--- Start DATA FOR THIS TASK ---
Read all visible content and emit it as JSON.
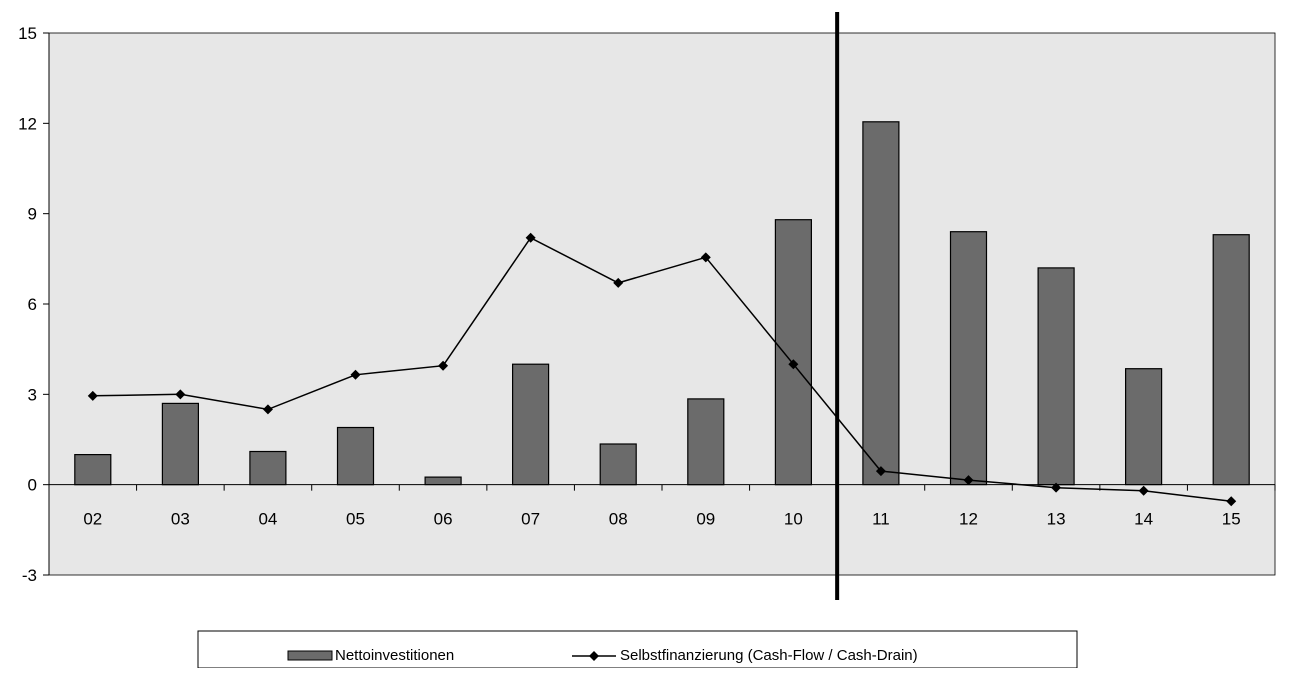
{
  "chart_data": {
    "type": "bar",
    "categories": [
      "02",
      "03",
      "04",
      "05",
      "06",
      "07",
      "08",
      "09",
      "10",
      "11",
      "12",
      "13",
      "14",
      "15"
    ],
    "series": [
      {
        "name": "Nettoinvestitionen",
        "type": "bar",
        "color": "#6b6b6b",
        "values": [
          1.0,
          2.7,
          1.1,
          1.9,
          0.25,
          4.0,
          1.35,
          2.85,
          8.8,
          12.05,
          8.4,
          7.2,
          3.85,
          8.3
        ]
      },
      {
        "name": "Selbstfinanzierung (Cash-Flow / Cash-Drain)",
        "type": "line",
        "color": "#000000",
        "marker": "diamond",
        "values": [
          2.95,
          3.0,
          2.5,
          3.65,
          3.95,
          8.2,
          6.7,
          7.55,
          4.0,
          0.45,
          0.15,
          -0.1,
          -0.2,
          -0.55
        ]
      }
    ],
    "ylim": [
      -3,
      15
    ],
    "yticks": [
      "-3",
      "0",
      "3",
      "6",
      "9",
      "12",
      "15"
    ],
    "ytick_values": [
      -3,
      0,
      3,
      6,
      9,
      12,
      15
    ],
    "divider_after_category": "10",
    "plot_background": "#e7e7e7",
    "legend_placement": "bottom",
    "grid": false,
    "title": "",
    "xlabel": "",
    "ylabel": ""
  }
}
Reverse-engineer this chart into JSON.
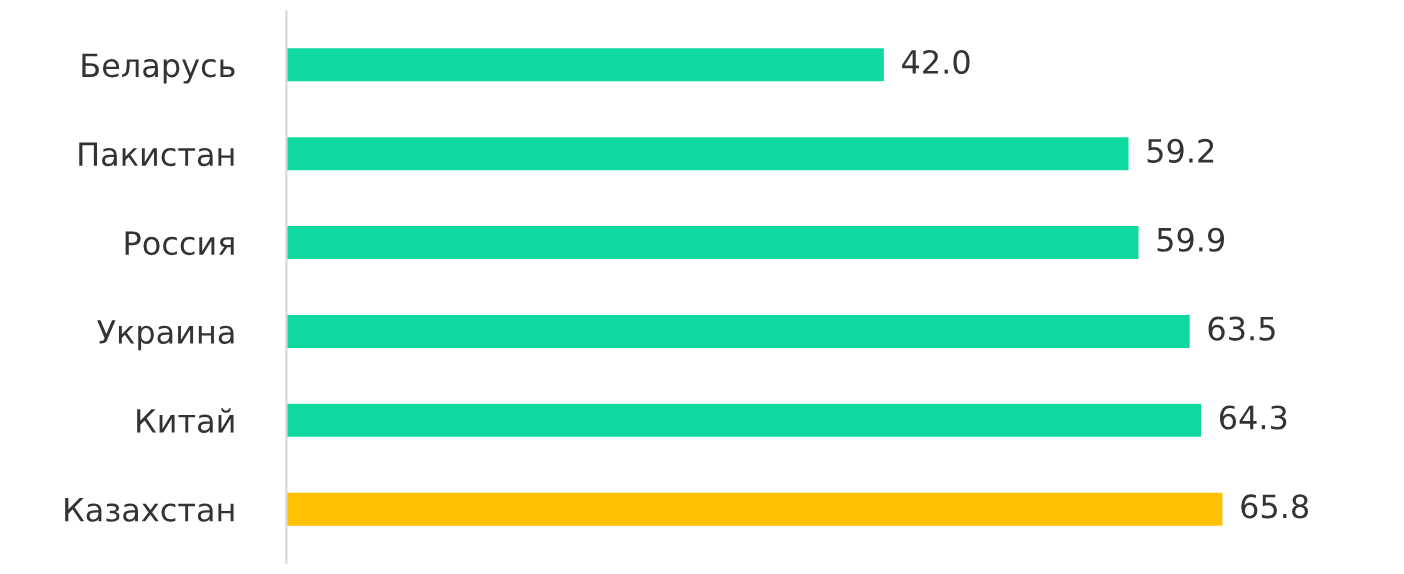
{
  "chart_data": {
    "type": "bar",
    "orientation": "horizontal",
    "categories": [
      "Беларусь",
      "Пакистан",
      "Россия",
      "Украина",
      "Китай",
      "Казахстан"
    ],
    "values": [
      42.0,
      59.2,
      59.9,
      63.5,
      64.3,
      65.8
    ],
    "colors": [
      "#0fd9a0",
      "#0fd9a0",
      "#0fd9a0",
      "#0fd9a0",
      "#0fd9a0",
      "#ffc000"
    ],
    "value_labels": [
      "42.0",
      "59.2",
      "59.9",
      "63.5",
      "64.3",
      "65.8"
    ]
  }
}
--- End DATA FOR THIS TASK ---
YOUR TASK: Write the lines from the line containing "Reverse-engineer this chart into JSON." through the last line of the data out again exactly, and only those lines; pictures stay out.

TASK SOLUTION:
Reverse-engineer this chart into JSON.
{
  "chart_data": {
    "type": "bar",
    "orientation": "horizontal",
    "categories": [
      "Беларусь",
      "Пакистан",
      "Россия",
      "Украина",
      "Китай",
      "Казахстан"
    ],
    "values": [
      42.0,
      59.2,
      59.9,
      63.5,
      64.3,
      65.8
    ],
    "colors": [
      "#0fd9a0",
      "#0fd9a0",
      "#0fd9a0",
      "#0fd9a0",
      "#0fd9a0",
      "#ffc000"
    ],
    "value_labels": [
      "42.0",
      "59.2",
      "59.9",
      "63.5",
      "64.3",
      "65.8"
    ]
  }
}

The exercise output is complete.